(Exercise directions): Your task is to write out the complete listing exactly as it is shown.
— start —
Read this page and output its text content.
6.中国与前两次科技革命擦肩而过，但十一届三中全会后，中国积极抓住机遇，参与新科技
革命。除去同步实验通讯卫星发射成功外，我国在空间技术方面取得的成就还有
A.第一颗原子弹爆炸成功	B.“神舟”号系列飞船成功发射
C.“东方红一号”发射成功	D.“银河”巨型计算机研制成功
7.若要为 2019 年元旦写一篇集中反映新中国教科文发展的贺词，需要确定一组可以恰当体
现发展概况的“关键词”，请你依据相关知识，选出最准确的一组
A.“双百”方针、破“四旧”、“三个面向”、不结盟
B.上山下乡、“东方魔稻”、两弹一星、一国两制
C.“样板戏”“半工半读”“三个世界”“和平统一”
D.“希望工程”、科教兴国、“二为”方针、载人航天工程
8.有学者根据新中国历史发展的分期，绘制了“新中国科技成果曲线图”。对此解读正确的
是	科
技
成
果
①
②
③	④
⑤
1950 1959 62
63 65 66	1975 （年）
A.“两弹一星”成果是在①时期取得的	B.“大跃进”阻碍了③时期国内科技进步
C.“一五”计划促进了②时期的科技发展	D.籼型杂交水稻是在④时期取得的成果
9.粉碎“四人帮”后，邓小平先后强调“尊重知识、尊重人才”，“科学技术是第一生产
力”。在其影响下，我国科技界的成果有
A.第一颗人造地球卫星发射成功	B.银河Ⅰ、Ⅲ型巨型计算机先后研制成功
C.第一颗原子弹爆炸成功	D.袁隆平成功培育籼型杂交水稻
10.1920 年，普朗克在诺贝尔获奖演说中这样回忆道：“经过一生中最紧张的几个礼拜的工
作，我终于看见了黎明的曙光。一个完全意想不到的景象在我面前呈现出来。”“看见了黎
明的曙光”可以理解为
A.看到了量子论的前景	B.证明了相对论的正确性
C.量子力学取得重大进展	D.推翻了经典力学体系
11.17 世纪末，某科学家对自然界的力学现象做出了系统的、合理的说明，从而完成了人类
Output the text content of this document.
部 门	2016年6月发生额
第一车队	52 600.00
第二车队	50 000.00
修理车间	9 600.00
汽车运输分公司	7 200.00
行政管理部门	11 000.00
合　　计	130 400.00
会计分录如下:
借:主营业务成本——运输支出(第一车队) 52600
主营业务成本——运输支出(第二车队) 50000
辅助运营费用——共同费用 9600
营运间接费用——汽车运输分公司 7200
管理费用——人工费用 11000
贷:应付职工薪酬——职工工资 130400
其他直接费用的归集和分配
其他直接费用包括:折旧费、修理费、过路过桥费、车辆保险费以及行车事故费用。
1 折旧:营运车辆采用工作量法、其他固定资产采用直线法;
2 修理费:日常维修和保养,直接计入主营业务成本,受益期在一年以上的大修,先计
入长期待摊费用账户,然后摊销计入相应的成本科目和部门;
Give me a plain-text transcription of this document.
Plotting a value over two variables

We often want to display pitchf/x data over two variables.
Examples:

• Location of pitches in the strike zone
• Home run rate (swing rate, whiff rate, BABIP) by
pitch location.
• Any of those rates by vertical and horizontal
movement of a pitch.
— end —
(Written solution):
Read this page and output its text content.
6.中国与前两次科技革命擦肩而过，但十一届三中全会后，中国积极抓住机遇，参与新科技
革命。除去同步实验通讯卫星发射成功外，我国在空间技术方面取得的成就还有
A.第一颗原子弹爆炸成功	B.“神舟”号系列飞船成功发射
C.“东方红一号”发射成功	D.“银河”巨型计算机研制成功
7.若要为 2019 年元旦写一篇集中反映新中国教科文发展的贺词，需要确定一组可以恰当体
现发展概况的“关键词”，请你依据相关知识，选出最准确的一组
A.“双百”方针、破“四旧”、“三个面向”、不结盟
B.上山下乡、“东方魔稻”、两弹一星、一国两制
C.“样板戏”“半工半读”“三个世界”“和平统一”
D.“希望工程”、科教兴国、“二为”方针、载人航天工程
8.有学者根据新中国历史发展的分期，绘制了“新中国科技成果曲线图”。对此解读正确的
是	科
技
成
果
①
②
③	④
⑤
1950 1959 62
63 65 66	1975 （年）
A.“两弹一星”成果是在①时期取得的	B.“大跃进”阻碍了③时期国内科技进步
C.“一五”计划促进了②时期的科技发展	D.籼型杂交水稻是在④时期取得的成果
9.粉碎“四人帮”后，邓小平先后强调“尊重知识、尊重人才”，“科学技术是第一生产
力”。在其影响下，我国科技界的成果有
A.第一颗人造地球卫星发射成功	B.银河Ⅰ、Ⅲ型巨型计算机先后研制成功
C.第一颗原子弹爆炸成功	D.袁隆平成功培育籼型杂交水稻
10.1920 年，普朗克在诺贝尔获奖演说中这样回忆道：“经过一生中最紧张的几个礼拜的工
作，我终于看见了黎明的曙光。一个完全意想不到的景象在我面前呈现出来。”“看见了黎
明的曙光”可以理解为
A.看到了量子论的前景	B.证明了相对论的正确性
C.量子力学取得重大进展	D.推翻了经典力学体系
11.17 世纪末，某科学家对自然界的力学现象做出了系统的、合理的说明，从而完成了人类
Output the text content of this document.
部 门	2016年6月发生额
第一车队	52 600.00
第二车队	50 000.00
修理车间	9 600.00
汽车运输分公司	7 200.00
行政管理部门	11 000.00
合　　计	130 400.00
会计分录如下:
借:主营业务成本——运输支出(第一车队) 52600
主营业务成本——运输支出(第二车队) 50000
辅助运营费用——共同费用 9600
营运间接费用——汽车运输分公司 7200
管理费用——人工费用 11000
贷:应付职工薪酬——职工工资 130400
其他直接费用的归集和分配
其他直接费用包括:折旧费、修理费、过路过桥费、车辆保险费以及行车事故费用。
1 折旧:营运车辆采用工作量法、其他固定资产采用直线法;
2 修理费:日常维修和保养,直接计入主营业务成本,受益期在一年以上的大修,先计
入长期待摊费用账户,然后摊销计入相应的成本科目和部门;
Give me a plain-text transcription of this document.
Plotting a value over two variables

We often want to display pitchf/x data over two variables.
Examples:

• Location of pitches in the strike zone
• Home run rate (swing rate, whiff rate, BABIP) by
pitch location.
• Any of those rates by vertical and horizontal
movement of a pitch.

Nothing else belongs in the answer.